AIM:
Wherever the word "this" shows up in a line, please copy that line.

EXCERPTED DATA:
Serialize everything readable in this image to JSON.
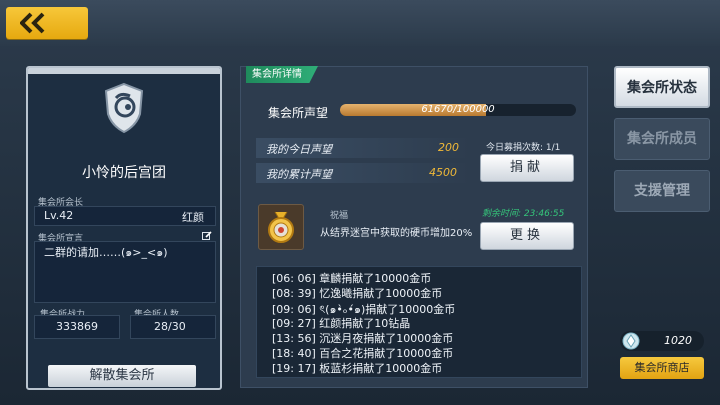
{
  "colors": {
    "accent_yellow": "#f1b938",
    "accent_green": "#2fae78",
    "panel_dark": "#1d2e41"
  },
  "guild": {
    "name": "小怜的后宫团",
    "leader_label": "集会所会长",
    "leader_level": "Lv.42",
    "leader_name": "红颜",
    "motto_label": "集会所宣言",
    "motto": "二群的请加……(๑>_<๑)",
    "power_label": "集会所战力",
    "power_value": "333869",
    "members_label": "集会所人数",
    "members_value": "28/30",
    "disband_label": "解散集会所"
  },
  "detail": {
    "tab_label": "集会所详情",
    "reputation_label": "集会所声望",
    "reputation_text": "61670/100000",
    "reputation_current": 61670,
    "reputation_max": 100000,
    "today_label": "我的今日声望",
    "today_value": "200",
    "total_label": "我的累计声望",
    "total_value": "4500",
    "donate_count": "今日募捐次数: 1/1",
    "donate_label": "捐献",
    "blessing_title": "祝福",
    "blessing_desc": "从结界迷宫中获取的硬币增加20%",
    "remain_time": "剩余时间: 23:46:55",
    "change_label": "更换",
    "log": [
      "[06: 06] 章麟捐献了10000金币",
      "[08: 39] 忆逸曦捐献了10000金币",
      "[09: 06] ৎ(๑•̀ₒ•́๑)捐献了10000金币",
      "[09: 27] 红颜捐献了10钻晶",
      "[13: 56] 沉迷月夜捐献了10000金币",
      "[18: 40] 百合之花捐献了10000金币",
      "[19: 17] 板蓝杉捐献了10000金币"
    ]
  },
  "sidebar": {
    "tabs": [
      {
        "label": "集会所状态"
      },
      {
        "label": "集会所成员"
      },
      {
        "label": "支援管理"
      }
    ],
    "currency_value": "1020",
    "shop_label": "集会所商店"
  },
  "icons": [
    "back-arrow-icon",
    "guild-emblem-icon",
    "edit-icon",
    "blessing-medal-icon",
    "gem-icon"
  ]
}
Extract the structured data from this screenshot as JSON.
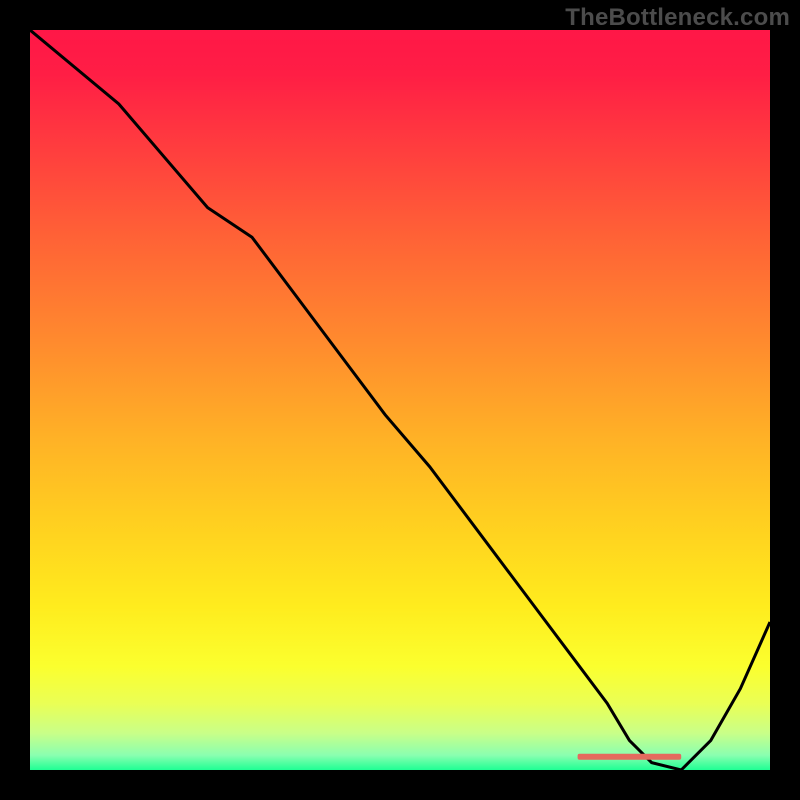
{
  "watermark": "TheBottleneck.com",
  "chart_data": {
    "type": "line",
    "title": "",
    "xlabel": "",
    "ylabel": "",
    "xlim": [
      0,
      100
    ],
    "ylim": [
      0,
      100
    ],
    "grid": false,
    "legend": false,
    "x": [
      0,
      6,
      12,
      18,
      24,
      30,
      36,
      42,
      48,
      54,
      60,
      66,
      72,
      78,
      81,
      84,
      88,
      92,
      96,
      100
    ],
    "values": [
      100,
      95,
      90,
      83,
      76,
      72,
      64,
      56,
      48,
      41,
      33,
      25,
      17,
      9,
      4,
      1,
      0,
      4,
      11,
      20
    ],
    "marker_band": {
      "x_start": 74,
      "x_end": 88,
      "y": 1.8
    },
    "gradient_stops": [
      {
        "offset": 0.0,
        "color": "#ff1747"
      },
      {
        "offset": 0.06,
        "color": "#ff1e45"
      },
      {
        "offset": 0.15,
        "color": "#ff3a3f"
      },
      {
        "offset": 0.28,
        "color": "#ff6236"
      },
      {
        "offset": 0.42,
        "color": "#ff8a2e"
      },
      {
        "offset": 0.55,
        "color": "#ffb126"
      },
      {
        "offset": 0.68,
        "color": "#ffd31f"
      },
      {
        "offset": 0.78,
        "color": "#ffec1e"
      },
      {
        "offset": 0.86,
        "color": "#fbff2e"
      },
      {
        "offset": 0.91,
        "color": "#eaff55"
      },
      {
        "offset": 0.95,
        "color": "#c9ff88"
      },
      {
        "offset": 0.98,
        "color": "#8affb0"
      },
      {
        "offset": 1.0,
        "color": "#1fff94"
      }
    ],
    "line_color": "#000000",
    "marker_color": "#e46a5e"
  }
}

REPLY:
Serialize everything readable in this image to JSON.
Extract the structured data from this screenshot as JSON.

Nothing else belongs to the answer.